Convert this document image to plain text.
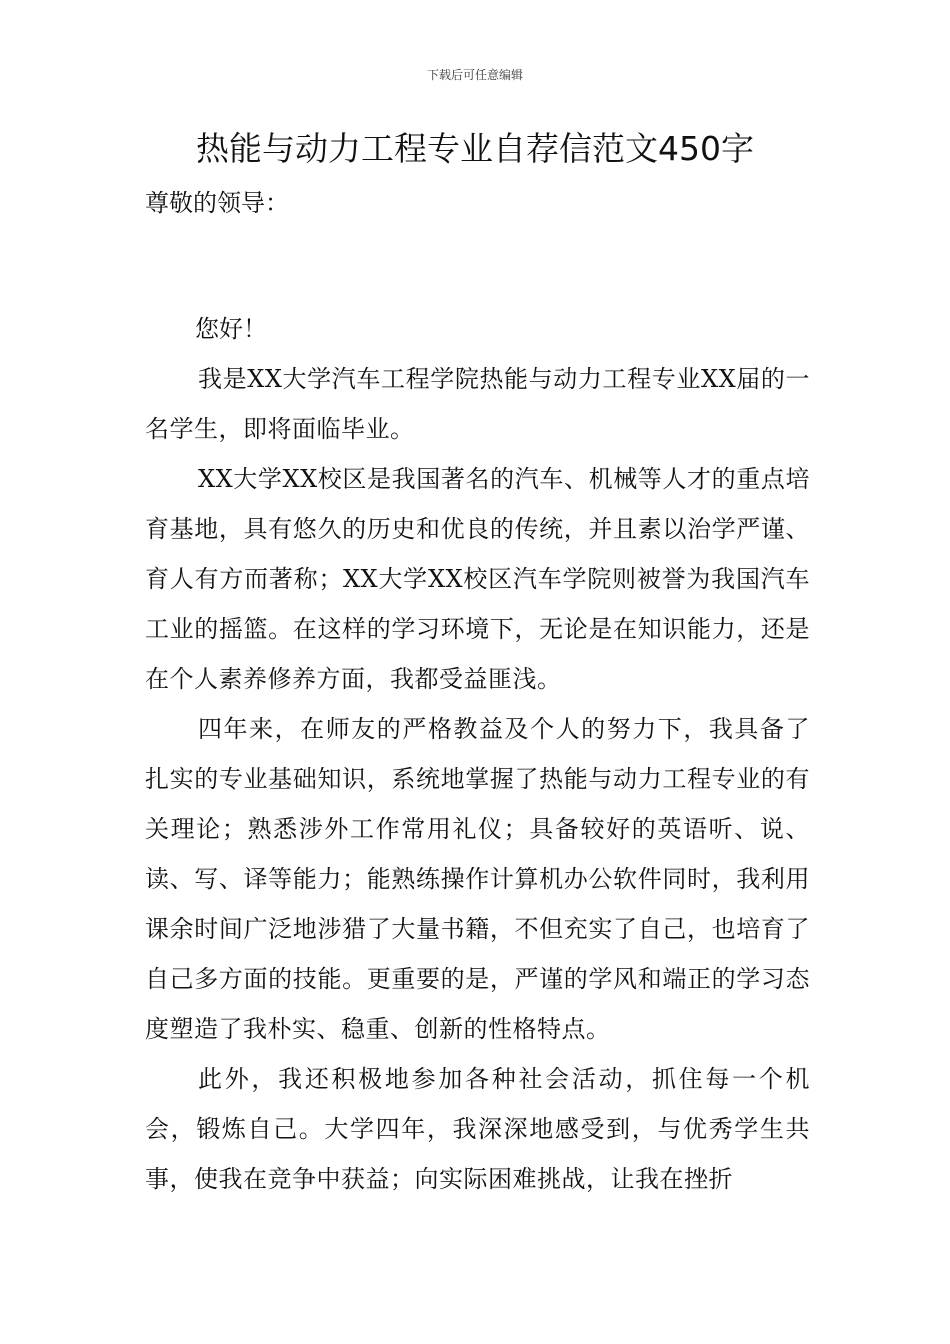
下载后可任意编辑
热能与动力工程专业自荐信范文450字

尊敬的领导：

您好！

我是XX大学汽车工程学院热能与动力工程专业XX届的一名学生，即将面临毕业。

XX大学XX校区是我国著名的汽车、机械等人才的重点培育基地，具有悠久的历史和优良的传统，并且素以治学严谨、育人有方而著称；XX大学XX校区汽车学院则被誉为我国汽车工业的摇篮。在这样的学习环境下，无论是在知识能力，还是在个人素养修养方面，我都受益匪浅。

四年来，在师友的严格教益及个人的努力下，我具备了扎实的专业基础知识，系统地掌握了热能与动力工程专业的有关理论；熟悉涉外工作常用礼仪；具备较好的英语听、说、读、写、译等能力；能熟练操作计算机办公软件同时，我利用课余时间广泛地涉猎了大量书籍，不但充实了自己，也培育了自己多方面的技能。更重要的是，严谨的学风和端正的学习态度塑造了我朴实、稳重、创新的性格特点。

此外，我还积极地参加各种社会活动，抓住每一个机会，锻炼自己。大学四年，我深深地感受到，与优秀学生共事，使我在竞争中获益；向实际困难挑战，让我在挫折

Task directions: Print each entry shown above with exact wording and no pictures.

Response:
Convert this document image to plain text.
下载后可任意编辑
热能与动力工程专业自荐信范文450字

尊敬的领导：

您好！

我是XX大学汽车工程学院热能与动力工程专业XX届的一名学生，即将面临毕业。

XX大学XX校区是我国著名的汽车、机械等人才的重点培育基地，具有悠久的历史和优良的传统，并且素以治学严谨、育人有方而著称；XX大学XX校区汽车学院则被誉为我国汽车工业的摇篮。在这样的学习环境下，无论是在知识能力，还是在个人素养修养方面，我都受益匪浅。

四年来，在师友的严格教益及个人的努力下，我具备了扎实的专业基础知识，系统地掌握了热能与动力工程专业的有关理论；熟悉涉外工作常用礼仪；具备较好的英语听、说、读、写、译等能力；能熟练操作计算机办公软件同时，我利用课余时间广泛地涉猎了大量书籍，不但充实了自己，也培育了自己多方面的技能。更重要的是，严谨的学风和端正的学习态度塑造了我朴实、稳重、创新的性格特点。

此外，我还积极地参加各种社会活动，抓住每一个机会，锻炼自己。大学四年，我深深地感受到，与优秀学生共事，使我在竞争中获益；向实际困难挑战，让我在挫折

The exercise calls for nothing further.